BRIEF.
Copy every line, leaving nothing out and adding nothing.

Rows from a dataset
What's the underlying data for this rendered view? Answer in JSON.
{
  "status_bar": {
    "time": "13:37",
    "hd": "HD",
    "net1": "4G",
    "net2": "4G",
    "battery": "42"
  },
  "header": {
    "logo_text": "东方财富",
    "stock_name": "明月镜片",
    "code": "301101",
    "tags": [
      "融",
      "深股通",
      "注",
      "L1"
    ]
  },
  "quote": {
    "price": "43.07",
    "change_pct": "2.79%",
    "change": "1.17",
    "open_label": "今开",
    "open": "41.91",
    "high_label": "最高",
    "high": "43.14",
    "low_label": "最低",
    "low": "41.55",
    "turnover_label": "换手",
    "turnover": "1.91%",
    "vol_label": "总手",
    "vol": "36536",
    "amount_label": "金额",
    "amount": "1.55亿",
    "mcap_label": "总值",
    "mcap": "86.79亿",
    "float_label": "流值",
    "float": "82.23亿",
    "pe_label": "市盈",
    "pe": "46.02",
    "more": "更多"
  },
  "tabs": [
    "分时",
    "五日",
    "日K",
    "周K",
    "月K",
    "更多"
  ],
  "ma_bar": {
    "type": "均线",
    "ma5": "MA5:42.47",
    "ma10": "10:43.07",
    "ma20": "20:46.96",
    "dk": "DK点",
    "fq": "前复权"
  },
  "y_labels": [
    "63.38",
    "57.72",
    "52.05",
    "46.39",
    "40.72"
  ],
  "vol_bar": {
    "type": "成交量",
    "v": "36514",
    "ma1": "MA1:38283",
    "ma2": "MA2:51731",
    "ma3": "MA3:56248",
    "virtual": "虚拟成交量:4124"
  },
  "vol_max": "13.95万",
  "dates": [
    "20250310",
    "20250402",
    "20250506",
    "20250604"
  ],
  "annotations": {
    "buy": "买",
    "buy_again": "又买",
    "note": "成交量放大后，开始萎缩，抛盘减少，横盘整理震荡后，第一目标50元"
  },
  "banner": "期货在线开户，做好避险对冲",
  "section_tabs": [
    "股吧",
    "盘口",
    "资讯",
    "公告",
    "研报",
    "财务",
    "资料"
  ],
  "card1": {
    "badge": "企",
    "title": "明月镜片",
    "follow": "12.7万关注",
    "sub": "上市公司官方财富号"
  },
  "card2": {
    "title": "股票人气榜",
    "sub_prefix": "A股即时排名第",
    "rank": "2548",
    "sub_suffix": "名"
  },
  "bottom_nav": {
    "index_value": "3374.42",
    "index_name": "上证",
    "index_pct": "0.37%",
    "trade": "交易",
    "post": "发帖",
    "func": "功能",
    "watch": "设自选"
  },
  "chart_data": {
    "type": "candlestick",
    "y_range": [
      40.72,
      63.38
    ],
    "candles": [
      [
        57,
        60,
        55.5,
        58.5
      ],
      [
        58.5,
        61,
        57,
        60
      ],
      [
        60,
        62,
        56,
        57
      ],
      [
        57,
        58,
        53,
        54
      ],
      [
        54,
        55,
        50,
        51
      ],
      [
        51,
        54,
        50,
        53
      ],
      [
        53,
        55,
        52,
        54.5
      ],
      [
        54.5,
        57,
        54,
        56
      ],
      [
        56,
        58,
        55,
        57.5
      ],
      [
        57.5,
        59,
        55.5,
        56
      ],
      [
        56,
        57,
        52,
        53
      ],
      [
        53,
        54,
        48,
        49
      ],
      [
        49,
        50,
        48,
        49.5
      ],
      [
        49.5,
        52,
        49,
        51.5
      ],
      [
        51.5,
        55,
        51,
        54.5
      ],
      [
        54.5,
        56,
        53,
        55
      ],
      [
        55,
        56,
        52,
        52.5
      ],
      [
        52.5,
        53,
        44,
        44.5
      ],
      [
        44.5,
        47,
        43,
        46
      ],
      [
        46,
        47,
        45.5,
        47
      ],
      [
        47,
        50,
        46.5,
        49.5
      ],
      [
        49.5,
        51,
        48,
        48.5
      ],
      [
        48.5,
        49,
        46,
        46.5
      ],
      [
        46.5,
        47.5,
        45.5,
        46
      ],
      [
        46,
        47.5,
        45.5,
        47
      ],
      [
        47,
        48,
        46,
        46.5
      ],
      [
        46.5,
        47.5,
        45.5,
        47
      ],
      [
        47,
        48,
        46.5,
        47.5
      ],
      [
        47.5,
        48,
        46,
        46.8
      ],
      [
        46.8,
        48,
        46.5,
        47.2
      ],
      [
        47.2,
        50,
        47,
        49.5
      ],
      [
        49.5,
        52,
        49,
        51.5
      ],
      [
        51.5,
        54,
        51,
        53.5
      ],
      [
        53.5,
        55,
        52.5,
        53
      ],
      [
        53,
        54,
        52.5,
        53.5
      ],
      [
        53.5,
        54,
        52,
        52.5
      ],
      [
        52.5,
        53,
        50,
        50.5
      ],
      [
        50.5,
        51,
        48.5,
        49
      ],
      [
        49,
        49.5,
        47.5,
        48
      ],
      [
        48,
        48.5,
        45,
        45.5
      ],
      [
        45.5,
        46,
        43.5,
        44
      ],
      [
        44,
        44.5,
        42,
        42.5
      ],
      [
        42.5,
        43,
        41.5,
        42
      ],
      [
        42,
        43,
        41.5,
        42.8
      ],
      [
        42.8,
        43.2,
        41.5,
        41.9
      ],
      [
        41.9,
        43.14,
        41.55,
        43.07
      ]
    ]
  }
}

FINAL ANSWER.
What's the underlying data for this rendered view? Answer in JSON.
{
  "status_bar": {
    "time": "13:37",
    "hd": "HD",
    "net1": "4G",
    "net2": "4G",
    "battery": "42"
  },
  "header": {
    "logo_text": "东方财富",
    "stock_name": "明月镜片",
    "code": "301101",
    "tags": [
      "融",
      "深股通",
      "注",
      "L1"
    ]
  },
  "quote": {
    "price": "43.07",
    "change_pct": "2.79%",
    "change": "1.17",
    "open_label": "今开",
    "open": "41.91",
    "high_label": "最高",
    "high": "43.14",
    "low_label": "最低",
    "low": "41.55",
    "turnover_label": "换手",
    "turnover": "1.91%",
    "vol_label": "总手",
    "vol": "36536",
    "amount_label": "金额",
    "amount": "1.55亿",
    "mcap_label": "总值",
    "mcap": "86.79亿",
    "float_label": "流值",
    "float": "82.23亿",
    "pe_label": "市盈",
    "pe": "46.02",
    "more": "更多"
  },
  "tabs": [
    "分时",
    "五日",
    "日K",
    "周K",
    "月K",
    "更多"
  ],
  "ma_bar": {
    "type": "均线",
    "ma5": "MA5:42.47",
    "ma10": "10:43.07",
    "ma20": "20:46.96",
    "dk": "DK点",
    "fq": "前复权"
  },
  "y_labels": [
    "63.38",
    "57.72",
    "52.05",
    "46.39",
    "40.72"
  ],
  "vol_bar": {
    "type": "成交量",
    "v": "36514",
    "ma1": "MA1:38283",
    "ma2": "MA2:51731",
    "ma3": "MA3:56248",
    "virtual": "虚拟成交量:4124"
  },
  "vol_max": "13.95万",
  "dates": [
    "20250310",
    "20250402",
    "20250506",
    "20250604"
  ],
  "annotations": {
    "buy": "买",
    "buy_again": "又买",
    "note": "成交量放大后，开始萎缩，抛盘减少，横盘整理震荡后，第一目标50元"
  },
  "banner": "期货在线开户，做好避险对冲",
  "section_tabs": [
    "股吧",
    "盘口",
    "资讯",
    "公告",
    "研报",
    "财务",
    "资料"
  ],
  "card1": {
    "badge": "企",
    "title": "明月镜片",
    "follow": "12.7万关注",
    "sub": "上市公司官方财富号"
  },
  "card2": {
    "title": "股票人气榜",
    "sub_prefix": "A股即时排名第",
    "rank": "2548",
    "sub_suffix": "名"
  },
  "bottom_nav": {
    "index_value": "3374.42",
    "index_name": "上证",
    "index_pct": "0.37%",
    "trade": "交易",
    "post": "发帖",
    "func": "功能",
    "watch": "设自选"
  },
  "chart_data": {
    "type": "candlestick",
    "y_range": [
      40.72,
      63.38
    ],
    "candles": [
      [
        57,
        60,
        55.5,
        58.5
      ],
      [
        58.5,
        61,
        57,
        60
      ],
      [
        60,
        62,
        56,
        57
      ],
      [
        57,
        58,
        53,
        54
      ],
      [
        54,
        55,
        50,
        51
      ],
      [
        51,
        54,
        50,
        53
      ],
      [
        53,
        55,
        52,
        54.5
      ],
      [
        54.5,
        57,
        54,
        56
      ],
      [
        56,
        58,
        55,
        57.5
      ],
      [
        57.5,
        59,
        55.5,
        56
      ],
      [
        56,
        57,
        52,
        53
      ],
      [
        53,
        54,
        48,
        49
      ],
      [
        49,
        50,
        48,
        49.5
      ],
      [
        49.5,
        52,
        49,
        51.5
      ],
      [
        51.5,
        55,
        51,
        54.5
      ],
      [
        54.5,
        56,
        53,
        55
      ],
      [
        55,
        56,
        52,
        52.5
      ],
      [
        52.5,
        53,
        44,
        44.5
      ],
      [
        44.5,
        47,
        43,
        46
      ],
      [
        46,
        47,
        45.5,
        47
      ],
      [
        47,
        50,
        46.5,
        49.5
      ],
      [
        49.5,
        51,
        48,
        48.5
      ],
      [
        48.5,
        49,
        46,
        46.5
      ],
      [
        46.5,
        47.5,
        45.5,
        46
      ],
      [
        46,
        47.5,
        45.5,
        47
      ],
      [
        47,
        48,
        46,
        46.5
      ],
      [
        46.5,
        47.5,
        45.5,
        47
      ],
      [
        47,
        48,
        46.5,
        47.5
      ],
      [
        47.5,
        48,
        46,
        46.8
      ],
      [
        46.8,
        48,
        46.5,
        47.2
      ],
      [
        47.2,
        50,
        47,
        49.5
      ],
      [
        49.5,
        52,
        49,
        51.5
      ],
      [
        51.5,
        54,
        51,
        53.5
      ],
      [
        53.5,
        55,
        52.5,
        53
      ],
      [
        53,
        54,
        52.5,
        53.5
      ],
      [
        53.5,
        54,
        52,
        52.5
      ],
      [
        52.5,
        53,
        50,
        50.5
      ],
      [
        50.5,
        51,
        48.5,
        49
      ],
      [
        49,
        49.5,
        47.5,
        48
      ],
      [
        48,
        48.5,
        45,
        45.5
      ],
      [
        45.5,
        46,
        43.5,
        44
      ],
      [
        44,
        44.5,
        42,
        42.5
      ],
      [
        42.5,
        43,
        41.5,
        42
      ],
      [
        42,
        43,
        41.5,
        42.8
      ],
      [
        42.8,
        43.2,
        41.5,
        41.9
      ],
      [
        41.9,
        43.14,
        41.55,
        43.07
      ]
    ]
  }
}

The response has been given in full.